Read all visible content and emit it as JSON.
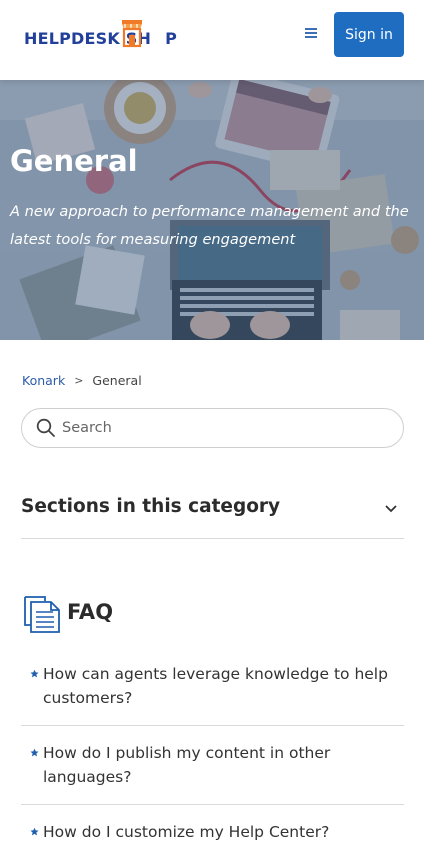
{
  "header": {
    "logo_text": "HELPDESK SH",
    "logo_tail": "P",
    "signin_label": "Sign in"
  },
  "hero": {
    "title": "General",
    "subtitle": "A new approach to performance management and the latest tools for measuring engagement"
  },
  "breadcrumb": {
    "home": "Konark",
    "separator": ">",
    "current": "General"
  },
  "search": {
    "placeholder": "Search"
  },
  "sections": {
    "title": "Sections in this category"
  },
  "faq": {
    "title": "FAQ",
    "articles": [
      {
        "title": "How can agents leverage knowledge to help customers?"
      },
      {
        "title": "How do I publish my content in other languages?"
      },
      {
        "title": "How do I customize my Help Center?"
      }
    ]
  },
  "colors": {
    "brand": "#22409a",
    "accent_orange": "#f07a28",
    "button": "#1f6dc1",
    "star": "#1f5fae"
  },
  "icons": [
    "menu-icon",
    "search-icon",
    "chevron-down-icon",
    "document-icon",
    "star-icon",
    "shop-icon"
  ]
}
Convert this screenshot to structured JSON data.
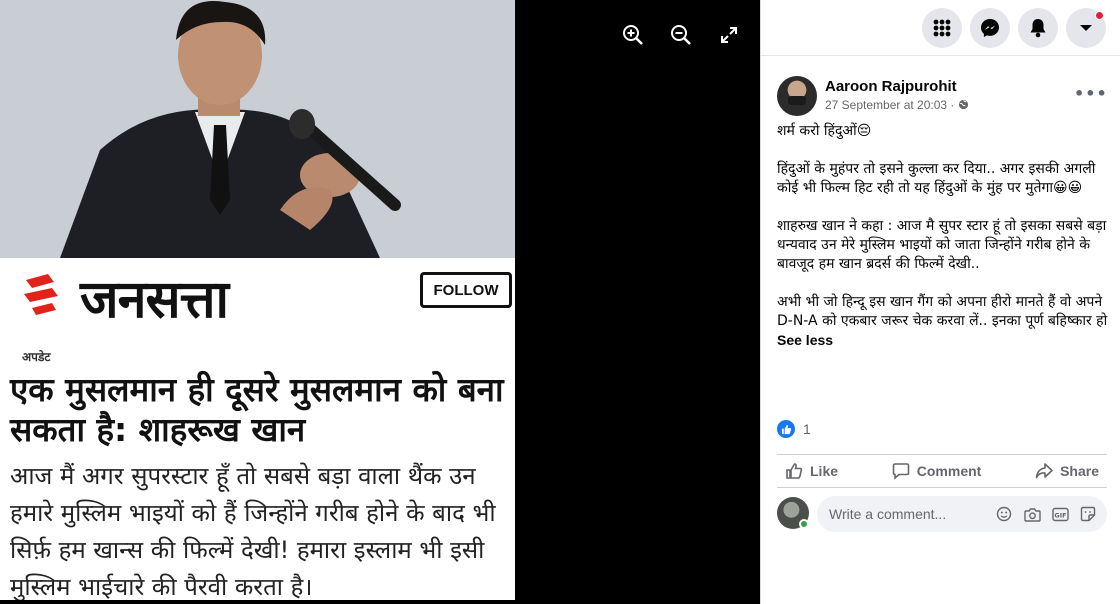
{
  "viewer": {
    "controls": [
      {
        "name": "zoom-in-icon"
      },
      {
        "name": "zoom-out-icon"
      },
      {
        "name": "fullscreen-icon"
      }
    ],
    "photo": {
      "brand": "जनसत्ता",
      "follow_label": "FOLLOW",
      "kicker": "अपडेट",
      "headline": "एक मुसलमान ही दूसरे मुसलमान को बना सकता है: शाहरूख खान",
      "body": "आज मैं अगर सुपरस्टार हूँ तो सबसे बड़ा वाला थैंक उन हमारे मुस्लिम भाइयों को हैं जिन्होंने गरीब होने के बाद भी सिर्फ़ हम खान्स की फिल्में देखी! हमारा इस्लाम भी इसी मुस्लिम भाईचारे की पैरवी करता है।"
    }
  },
  "topbar": {
    "buttons": [
      "menu-grid-icon",
      "messenger-icon",
      "notifications-icon",
      "account-chevron-icon"
    ],
    "colors": {
      "notification_dot": "#e41e3f"
    }
  },
  "post": {
    "author": "Aaroon Rajpurohit",
    "date": "27 September at 20:03 · ",
    "privacy_icon": "globe-icon",
    "more_label": "•••",
    "paragraphs": [
      "शर्म करो हिंदुओं😔",
      "हिंदुओं के मुहंपर तो इसने कुल्ला कर दिया.. अगर इसकी अगली कोई भी फिल्म हिट रही तो यह हिंदुओं के मुंह पर मुतेगा😀😀",
      "शाहरुख खान ने कहा : आज मै सुपर स्टार हूं तो इसका सबसे बड़ा धन्यवाद उन मेरे मुस्लिम भाइयों को जाता जिन्होंने गरीब होने के बावजूद हम खान ब्रदर्स की फिल्में देखी..",
      "अभी भी जो हिन्दू इस खान गैंग को अपना हीरो मानते हैं वो अपने D-N-A को एकबार जरूर चेक करवा लें.. इनका पूर्ण बहिष्कार हो"
    ],
    "see_less": "See less",
    "reaction_count": "1",
    "actions": {
      "like": "Like",
      "comment": "Comment",
      "share": "Share"
    },
    "comment_placeholder": "Write a comment...",
    "colors": {
      "like_blue": "#1877f2",
      "online_green": "#31a24c"
    }
  }
}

====================

__EXERCISE DETAILS__
Copy each line of the preceding data that contains the string "chevron".

__CORRECT ANSWER__
    "chevron-down-icon",
      "account-chevron-icon"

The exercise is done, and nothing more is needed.